**Instruction**
Find every line in the records below that holds the word "Essays", and copy each one.

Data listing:
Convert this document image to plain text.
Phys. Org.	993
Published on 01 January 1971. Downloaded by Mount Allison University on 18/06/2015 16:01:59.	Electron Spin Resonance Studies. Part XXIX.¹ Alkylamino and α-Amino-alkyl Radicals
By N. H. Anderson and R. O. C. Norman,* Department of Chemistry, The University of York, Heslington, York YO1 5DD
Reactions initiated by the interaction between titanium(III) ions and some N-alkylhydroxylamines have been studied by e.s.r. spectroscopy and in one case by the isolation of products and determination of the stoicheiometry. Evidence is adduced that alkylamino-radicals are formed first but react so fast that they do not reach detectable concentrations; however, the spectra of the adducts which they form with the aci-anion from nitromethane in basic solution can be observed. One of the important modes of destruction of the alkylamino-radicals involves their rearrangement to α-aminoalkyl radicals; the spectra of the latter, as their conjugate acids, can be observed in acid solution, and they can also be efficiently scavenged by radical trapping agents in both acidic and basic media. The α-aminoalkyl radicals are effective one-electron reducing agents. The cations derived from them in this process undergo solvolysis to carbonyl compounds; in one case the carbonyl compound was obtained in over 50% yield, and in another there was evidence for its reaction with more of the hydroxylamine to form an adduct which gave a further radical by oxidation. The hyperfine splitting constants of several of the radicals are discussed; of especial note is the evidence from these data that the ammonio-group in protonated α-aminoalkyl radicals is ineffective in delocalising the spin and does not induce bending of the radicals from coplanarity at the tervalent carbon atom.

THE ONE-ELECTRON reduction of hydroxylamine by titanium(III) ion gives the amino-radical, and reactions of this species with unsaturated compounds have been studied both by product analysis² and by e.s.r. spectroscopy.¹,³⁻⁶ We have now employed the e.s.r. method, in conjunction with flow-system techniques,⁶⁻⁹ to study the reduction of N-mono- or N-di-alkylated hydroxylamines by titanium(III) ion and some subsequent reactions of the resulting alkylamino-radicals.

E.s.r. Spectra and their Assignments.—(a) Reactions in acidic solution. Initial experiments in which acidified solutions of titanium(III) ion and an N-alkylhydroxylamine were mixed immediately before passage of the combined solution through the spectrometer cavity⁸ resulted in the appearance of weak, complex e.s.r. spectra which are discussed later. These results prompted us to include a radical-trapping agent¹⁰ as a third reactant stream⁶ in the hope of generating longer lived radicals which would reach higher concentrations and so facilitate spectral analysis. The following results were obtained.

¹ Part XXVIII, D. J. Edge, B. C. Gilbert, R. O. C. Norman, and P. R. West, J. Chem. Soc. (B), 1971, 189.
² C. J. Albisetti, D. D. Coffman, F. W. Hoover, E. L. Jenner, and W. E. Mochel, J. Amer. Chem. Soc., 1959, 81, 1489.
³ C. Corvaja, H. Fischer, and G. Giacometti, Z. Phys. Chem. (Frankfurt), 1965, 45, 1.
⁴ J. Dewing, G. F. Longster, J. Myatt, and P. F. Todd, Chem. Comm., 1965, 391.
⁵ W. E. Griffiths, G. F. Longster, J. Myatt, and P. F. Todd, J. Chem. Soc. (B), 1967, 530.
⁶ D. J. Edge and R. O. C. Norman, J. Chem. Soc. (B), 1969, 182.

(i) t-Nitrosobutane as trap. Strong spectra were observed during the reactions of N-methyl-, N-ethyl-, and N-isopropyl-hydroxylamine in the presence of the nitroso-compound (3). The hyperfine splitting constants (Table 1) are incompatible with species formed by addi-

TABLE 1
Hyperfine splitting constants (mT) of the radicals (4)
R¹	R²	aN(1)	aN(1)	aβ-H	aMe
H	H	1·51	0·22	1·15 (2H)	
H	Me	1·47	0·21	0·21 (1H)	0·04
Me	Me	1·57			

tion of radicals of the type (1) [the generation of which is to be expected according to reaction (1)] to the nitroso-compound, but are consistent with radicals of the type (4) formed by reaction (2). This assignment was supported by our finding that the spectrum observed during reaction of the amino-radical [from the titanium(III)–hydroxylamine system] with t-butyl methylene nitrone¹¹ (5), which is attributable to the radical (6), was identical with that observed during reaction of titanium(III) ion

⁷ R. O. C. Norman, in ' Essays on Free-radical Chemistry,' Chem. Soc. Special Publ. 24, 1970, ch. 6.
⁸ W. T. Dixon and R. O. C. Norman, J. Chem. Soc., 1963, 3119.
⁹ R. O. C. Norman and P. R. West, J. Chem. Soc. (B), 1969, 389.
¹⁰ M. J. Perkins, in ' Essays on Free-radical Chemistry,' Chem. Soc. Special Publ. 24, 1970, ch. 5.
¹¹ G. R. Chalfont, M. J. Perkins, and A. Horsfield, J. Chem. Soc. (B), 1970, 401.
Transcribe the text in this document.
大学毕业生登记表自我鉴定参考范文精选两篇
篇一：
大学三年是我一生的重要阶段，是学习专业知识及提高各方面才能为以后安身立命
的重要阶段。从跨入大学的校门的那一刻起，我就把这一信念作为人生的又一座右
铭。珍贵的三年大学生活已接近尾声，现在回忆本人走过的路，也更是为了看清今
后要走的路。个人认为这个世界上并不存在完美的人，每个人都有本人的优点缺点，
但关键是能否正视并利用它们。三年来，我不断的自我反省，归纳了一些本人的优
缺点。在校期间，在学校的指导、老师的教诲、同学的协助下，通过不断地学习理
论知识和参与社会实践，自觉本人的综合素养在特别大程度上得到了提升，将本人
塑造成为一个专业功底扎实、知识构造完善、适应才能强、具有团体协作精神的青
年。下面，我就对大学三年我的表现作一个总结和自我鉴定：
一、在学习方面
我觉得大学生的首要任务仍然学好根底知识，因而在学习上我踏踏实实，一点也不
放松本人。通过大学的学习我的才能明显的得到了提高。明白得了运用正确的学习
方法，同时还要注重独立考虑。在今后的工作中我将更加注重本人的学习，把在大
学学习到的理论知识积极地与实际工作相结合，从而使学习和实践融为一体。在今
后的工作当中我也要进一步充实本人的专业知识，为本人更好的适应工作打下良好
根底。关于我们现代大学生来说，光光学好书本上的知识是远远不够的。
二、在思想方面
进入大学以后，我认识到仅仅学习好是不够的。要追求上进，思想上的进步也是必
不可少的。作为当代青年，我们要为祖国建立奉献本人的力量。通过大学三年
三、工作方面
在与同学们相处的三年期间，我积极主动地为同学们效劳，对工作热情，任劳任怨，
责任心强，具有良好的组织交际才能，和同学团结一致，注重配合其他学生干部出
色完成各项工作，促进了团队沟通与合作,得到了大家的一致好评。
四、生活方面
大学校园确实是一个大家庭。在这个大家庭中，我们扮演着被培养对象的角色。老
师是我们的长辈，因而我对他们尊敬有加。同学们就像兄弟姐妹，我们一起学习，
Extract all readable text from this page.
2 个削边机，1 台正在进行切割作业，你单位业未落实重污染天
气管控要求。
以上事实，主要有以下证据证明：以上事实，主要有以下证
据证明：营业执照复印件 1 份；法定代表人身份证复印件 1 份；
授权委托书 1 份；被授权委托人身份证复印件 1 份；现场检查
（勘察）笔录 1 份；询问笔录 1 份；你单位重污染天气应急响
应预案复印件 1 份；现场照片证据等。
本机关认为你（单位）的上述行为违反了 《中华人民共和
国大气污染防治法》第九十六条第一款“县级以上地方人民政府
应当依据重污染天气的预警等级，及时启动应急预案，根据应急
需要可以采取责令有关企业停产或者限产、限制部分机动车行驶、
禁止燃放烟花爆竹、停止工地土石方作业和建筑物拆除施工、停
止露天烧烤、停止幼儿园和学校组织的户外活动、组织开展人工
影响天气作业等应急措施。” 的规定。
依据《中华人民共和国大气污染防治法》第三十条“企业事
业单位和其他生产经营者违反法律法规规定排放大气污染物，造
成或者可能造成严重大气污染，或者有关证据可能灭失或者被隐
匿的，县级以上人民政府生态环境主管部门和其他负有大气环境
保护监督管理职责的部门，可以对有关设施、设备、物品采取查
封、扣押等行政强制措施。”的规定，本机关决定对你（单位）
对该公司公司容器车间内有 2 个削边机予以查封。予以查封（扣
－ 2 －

**Result of this exercise**
⁷ R. O. C. Norman, in ' Essays on Free-radical Chemistry,' Chem. Soc. Special Publ. 24, 1970, ch. 6.
¹⁰ M. J. Perkins, in ' Essays on Free-radical Chemistry,' Chem. Soc. Special Publ. 24, 1970, ch. 5.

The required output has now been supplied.